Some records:
▶

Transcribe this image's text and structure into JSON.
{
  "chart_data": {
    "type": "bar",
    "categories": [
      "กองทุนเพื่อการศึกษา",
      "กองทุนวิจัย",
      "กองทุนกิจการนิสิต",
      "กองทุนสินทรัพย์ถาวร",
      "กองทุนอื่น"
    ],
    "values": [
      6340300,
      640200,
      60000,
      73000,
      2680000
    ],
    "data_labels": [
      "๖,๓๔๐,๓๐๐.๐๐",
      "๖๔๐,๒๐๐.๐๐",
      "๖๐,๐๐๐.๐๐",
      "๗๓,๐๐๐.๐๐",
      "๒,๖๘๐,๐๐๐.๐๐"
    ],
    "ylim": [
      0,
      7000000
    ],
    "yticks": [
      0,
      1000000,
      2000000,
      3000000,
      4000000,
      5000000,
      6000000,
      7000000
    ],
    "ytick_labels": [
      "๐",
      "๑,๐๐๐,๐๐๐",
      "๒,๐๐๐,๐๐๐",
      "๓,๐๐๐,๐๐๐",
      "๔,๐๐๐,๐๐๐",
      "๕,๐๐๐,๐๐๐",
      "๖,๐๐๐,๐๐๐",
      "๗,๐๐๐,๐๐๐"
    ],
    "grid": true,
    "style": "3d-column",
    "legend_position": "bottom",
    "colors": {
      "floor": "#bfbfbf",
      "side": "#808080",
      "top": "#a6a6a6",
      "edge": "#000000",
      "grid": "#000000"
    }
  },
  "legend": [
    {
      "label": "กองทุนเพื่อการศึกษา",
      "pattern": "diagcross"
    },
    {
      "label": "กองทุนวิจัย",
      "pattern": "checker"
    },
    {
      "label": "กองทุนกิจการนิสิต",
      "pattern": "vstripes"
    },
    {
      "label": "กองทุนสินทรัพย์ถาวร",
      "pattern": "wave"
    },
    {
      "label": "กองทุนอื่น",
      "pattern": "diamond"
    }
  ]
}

◀

Your goal
Take every line above carrying "อการศ" and return it.

Exercise result
      "กองทุนเพื่อการศึกษา",
      "label": "กองทุนเพื่อการศึกษา",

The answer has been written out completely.